[START OF Stored data]
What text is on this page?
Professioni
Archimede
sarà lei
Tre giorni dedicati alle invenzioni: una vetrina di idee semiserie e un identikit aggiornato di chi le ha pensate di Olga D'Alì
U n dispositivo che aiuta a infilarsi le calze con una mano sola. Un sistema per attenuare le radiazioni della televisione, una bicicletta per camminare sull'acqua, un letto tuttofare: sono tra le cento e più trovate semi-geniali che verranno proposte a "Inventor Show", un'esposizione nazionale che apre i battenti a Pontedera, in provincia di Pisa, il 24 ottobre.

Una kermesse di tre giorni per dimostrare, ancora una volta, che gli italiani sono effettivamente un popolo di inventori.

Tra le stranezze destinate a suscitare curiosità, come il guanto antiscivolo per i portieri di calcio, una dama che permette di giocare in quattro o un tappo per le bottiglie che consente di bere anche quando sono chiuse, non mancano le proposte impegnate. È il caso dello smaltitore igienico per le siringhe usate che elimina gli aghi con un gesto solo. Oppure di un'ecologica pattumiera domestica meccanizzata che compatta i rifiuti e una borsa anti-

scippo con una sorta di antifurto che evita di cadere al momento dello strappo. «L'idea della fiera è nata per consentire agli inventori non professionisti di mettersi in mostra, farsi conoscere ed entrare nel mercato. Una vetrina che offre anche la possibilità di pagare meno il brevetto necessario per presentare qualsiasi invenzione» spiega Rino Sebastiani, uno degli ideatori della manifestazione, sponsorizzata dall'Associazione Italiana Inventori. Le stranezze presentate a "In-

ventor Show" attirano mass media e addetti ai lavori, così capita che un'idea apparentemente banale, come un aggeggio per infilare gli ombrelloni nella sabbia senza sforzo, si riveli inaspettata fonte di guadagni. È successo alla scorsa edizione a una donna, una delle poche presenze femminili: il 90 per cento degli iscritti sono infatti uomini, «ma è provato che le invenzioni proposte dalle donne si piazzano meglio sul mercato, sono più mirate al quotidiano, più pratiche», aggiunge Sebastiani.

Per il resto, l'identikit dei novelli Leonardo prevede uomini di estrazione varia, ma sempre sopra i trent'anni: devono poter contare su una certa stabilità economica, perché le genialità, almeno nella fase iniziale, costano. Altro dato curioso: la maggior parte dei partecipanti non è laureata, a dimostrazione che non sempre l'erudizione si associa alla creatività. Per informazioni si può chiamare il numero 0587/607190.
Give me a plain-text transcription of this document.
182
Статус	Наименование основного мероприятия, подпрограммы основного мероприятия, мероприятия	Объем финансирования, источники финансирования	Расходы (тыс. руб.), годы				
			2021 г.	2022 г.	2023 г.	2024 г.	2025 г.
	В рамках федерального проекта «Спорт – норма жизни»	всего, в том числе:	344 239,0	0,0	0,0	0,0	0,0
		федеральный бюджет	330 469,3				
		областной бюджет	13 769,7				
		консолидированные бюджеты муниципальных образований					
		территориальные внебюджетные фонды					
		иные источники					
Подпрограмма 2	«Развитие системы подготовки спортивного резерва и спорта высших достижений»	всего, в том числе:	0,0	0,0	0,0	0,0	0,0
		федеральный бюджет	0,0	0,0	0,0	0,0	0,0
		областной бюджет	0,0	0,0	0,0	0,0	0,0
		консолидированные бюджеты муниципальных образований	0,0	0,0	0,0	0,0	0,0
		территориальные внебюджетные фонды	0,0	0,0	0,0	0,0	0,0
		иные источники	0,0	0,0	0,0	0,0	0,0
[END OF Stored data]
> Description of the task: Copy the entries above exactly, leaving none out.

> Completed task:
What text is on this page?
Professioni
Archimede
sarà lei
Tre giorni dedicati alle invenzioni: una vetrina di idee semiserie e un identikit aggiornato di chi le ha pensate di Olga D'Alì
U n dispositivo che aiuta a infilarsi le calze con una mano sola. Un sistema per attenuare le radiazioni della televisione, una bicicletta per camminare sull'acqua, un letto tuttofare: sono tra le cento e più trovate semi-geniali che verranno proposte a "Inventor Show", un'esposizione nazionale che apre i battenti a Pontedera, in provincia di Pisa, il 24 ottobre.

Una kermesse di tre giorni per dimostrare, ancora una volta, che gli italiani sono effettivamente un popolo di inventori.

Tra le stranezze destinate a suscitare curiosità, come il guanto antiscivolo per i portieri di calcio, una dama che permette di giocare in quattro o un tappo per le bottiglie che consente di bere anche quando sono chiuse, non mancano le proposte impegnate. È il caso dello smaltitore igienico per le siringhe usate che elimina gli aghi con un gesto solo. Oppure di un'ecologica pattumiera domestica meccanizzata che compatta i rifiuti e una borsa anti-

scippo con una sorta di antifurto che evita di cadere al momento dello strappo. «L'idea della fiera è nata per consentire agli inventori non professionisti di mettersi in mostra, farsi conoscere ed entrare nel mercato. Una vetrina che offre anche la possibilità di pagare meno il brevetto necessario per presentare qualsiasi invenzione» spiega Rino Sebastiani, uno degli ideatori della manifestazione, sponsorizzata dall'Associazione Italiana Inventori. Le stranezze presentate a "In-

ventor Show" attirano mass media e addetti ai lavori, così capita che un'idea apparentemente banale, come un aggeggio per infilare gli ombrelloni nella sabbia senza sforzo, si riveli inaspettata fonte di guadagni. È successo alla scorsa edizione a una donna, una delle poche presenze femminili: il 90 per cento degli iscritti sono infatti uomini, «ma è provato che le invenzioni proposte dalle donne si piazzano meglio sul mercato, sono più mirate al quotidiano, più pratiche», aggiunge Sebastiani.

Per il resto, l'identikit dei novelli Leonardo prevede uomini di estrazione varia, ma sempre sopra i trent'anni: devono poter contare su una certa stabilità economica, perché le genialità, almeno nella fase iniziale, costano. Altro dato curioso: la maggior parte dei partecipanti non è laureata, a dimostrazione che non sempre l'erudizione si associa alla creatività. Per informazioni si può chiamare il numero 0587/607190.
Give me a plain-text transcription of this document.
182
Статус	Наименование основного мероприятия, подпрограммы основного мероприятия, мероприятия	Объем финансирования, источники финансирования	Расходы (тыс. руб.), годы				
			2021 г.	2022 г.	2023 г.	2024 г.	2025 г.
	В рамках федерального проекта «Спорт – норма жизни»	всего, в том числе:	344 239,0	0,0	0,0	0,0	0,0
		федеральный бюджет	330 469,3				
		областной бюджет	13 769,7				
		консолидированные бюджеты муниципальных образований					
		территориальные внебюджетные фонды					
		иные источники					
Подпрограмма 2	«Развитие системы подготовки спортивного резерва и спорта высших достижений»	всего, в том числе:	0,0	0,0	0,0	0,0	0,0
		федеральный бюджет	0,0	0,0	0,0	0,0	0,0
		областной бюджет	0,0	0,0	0,0	0,0	0,0
		консолидированные бюджеты муниципальных образований	0,0	0,0	0,0	0,0	0,0
		территориальные внебюджетные фонды	0,0	0,0	0,0	0,0	0,0
		иные источники	0,0	0,0	0,0	0,0	0,0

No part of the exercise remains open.